### Requirement
Go through the entries below, count every line with the string "JSON", and answer with only that number.

### Items from a data source

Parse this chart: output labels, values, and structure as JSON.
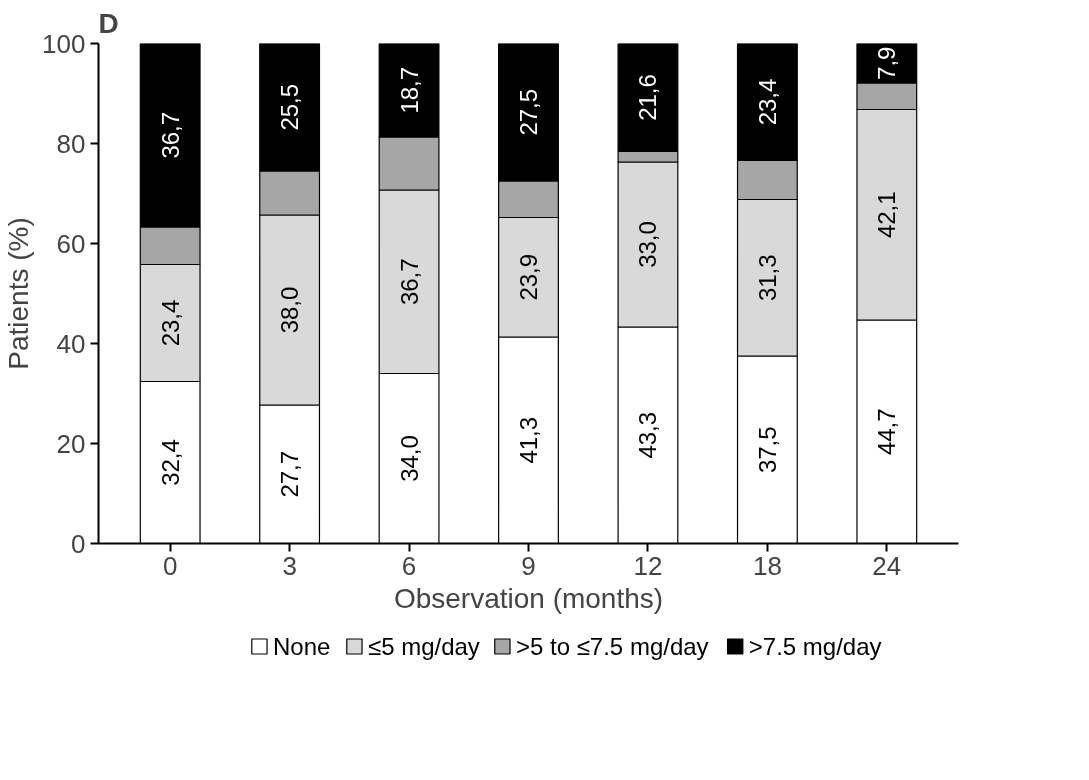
{
  "chart_data": {
    "type": "bar",
    "stacked": true,
    "annotations": [
      "D"
    ],
    "xlabel": "Observation (months)",
    "ylabel": "Patients (%)",
    "categories": [
      "0",
      "3",
      "6",
      "9",
      "12",
      "18",
      "24"
    ],
    "ylim": [
      0,
      100
    ],
    "yticks": [
      0,
      20,
      40,
      60,
      80,
      100
    ],
    "grid": false,
    "legend": "bottom",
    "series": [
      {
        "name": "None",
        "color": "#ffffff",
        "values": [
          32.4,
          27.7,
          34.0,
          41.3,
          43.3,
          37.5,
          44.7
        ],
        "value_labels": [
          "32,4",
          "27,7",
          "34,0",
          "41,3",
          "43,3",
          "37,5",
          "44,7"
        ]
      },
      {
        "name": "≤5 mg/day",
        "color": "#d9d9d9",
        "values": [
          23.4,
          38.0,
          36.7,
          23.9,
          33.0,
          31.3,
          42.1
        ],
        "value_labels": [
          "23,4",
          "38,0",
          "36,7",
          "23,9",
          "33,0",
          "31,3",
          "42,1"
        ]
      },
      {
        "name": ">5 to ≤7.5 mg/day",
        "color": "#a6a6a6",
        "values": [
          7.5,
          8.8,
          10.6,
          7.3,
          2.1,
          7.8,
          5.3
        ],
        "value_labels": [
          null,
          null,
          null,
          null,
          null,
          null,
          null
        ]
      },
      {
        "name": ">7.5 mg/day",
        "color": "#000000",
        "values": [
          36.7,
          25.5,
          18.7,
          27.5,
          21.6,
          23.4,
          7.9
        ],
        "value_labels": [
          "36,7",
          "25,5",
          "18,7",
          "27,5",
          "21,6",
          "23,4",
          "7,9"
        ]
      }
    ]
  }
}
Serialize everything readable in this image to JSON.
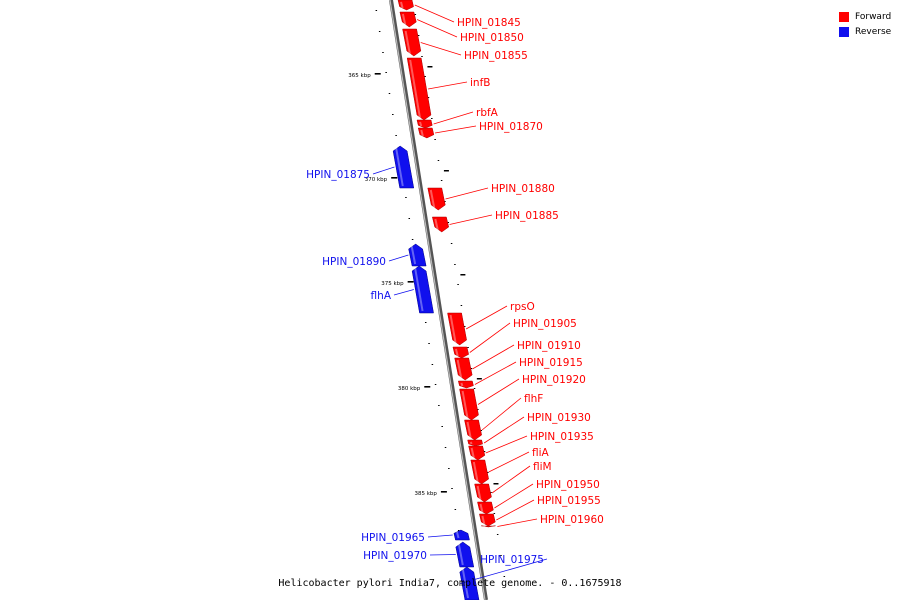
{
  "legend": {
    "forward_label": "Forward",
    "reverse_label": "Reverse",
    "forward_color": "#ff0000",
    "reverse_color": "#1010ee"
  },
  "caption": "Helicobacter pylori India7, complete genome. - 0..1675918",
  "colors": {
    "backbone": "#888888",
    "tick": "#000000"
  },
  "ticks": [
    {
      "kbp": 365,
      "label": "365 kbp"
    },
    {
      "kbp": 370,
      "label": "370 kbp"
    },
    {
      "kbp": 375,
      "label": "375 kbp"
    },
    {
      "kbp": 380,
      "label": "380 kbp"
    },
    {
      "kbp": 385,
      "label": "385 kbp"
    }
  ],
  "genes": [
    {
      "name": "HPIN_01845",
      "strand": "forward"
    },
    {
      "name": "HPIN_01850",
      "strand": "forward"
    },
    {
      "name": "HPIN_01855",
      "strand": "forward"
    },
    {
      "name": "infB",
      "strand": "forward"
    },
    {
      "name": "rbfA",
      "strand": "forward"
    },
    {
      "name": "HPIN_01870",
      "strand": "forward"
    },
    {
      "name": "HPIN_01875",
      "strand": "reverse"
    },
    {
      "name": "HPIN_01880",
      "strand": "forward"
    },
    {
      "name": "HPIN_01885",
      "strand": "forward"
    },
    {
      "name": "HPIN_01890",
      "strand": "reverse"
    },
    {
      "name": "flhA",
      "strand": "reverse"
    },
    {
      "name": "rpsO",
      "strand": "forward"
    },
    {
      "name": "HPIN_01905",
      "strand": "forward"
    },
    {
      "name": "HPIN_01910",
      "strand": "forward"
    },
    {
      "name": "HPIN_01915",
      "strand": "forward"
    },
    {
      "name": "HPIN_01920",
      "strand": "forward"
    },
    {
      "name": "flhF",
      "strand": "forward"
    },
    {
      "name": "HPIN_01930",
      "strand": "forward"
    },
    {
      "name": "HPIN_01935",
      "strand": "forward"
    },
    {
      "name": "fliA",
      "strand": "forward"
    },
    {
      "name": "fliM",
      "strand": "forward"
    },
    {
      "name": "HPIN_01950",
      "strand": "forward"
    },
    {
      "name": "HPIN_01955",
      "strand": "forward"
    },
    {
      "name": "HPIN_01960",
      "strand": "forward"
    },
    {
      "name": "HPIN_01965",
      "strand": "reverse"
    },
    {
      "name": "HPIN_01970",
      "strand": "reverse"
    },
    {
      "name": "HPIN_01975",
      "strand": "reverse"
    }
  ]
}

### The completed task
2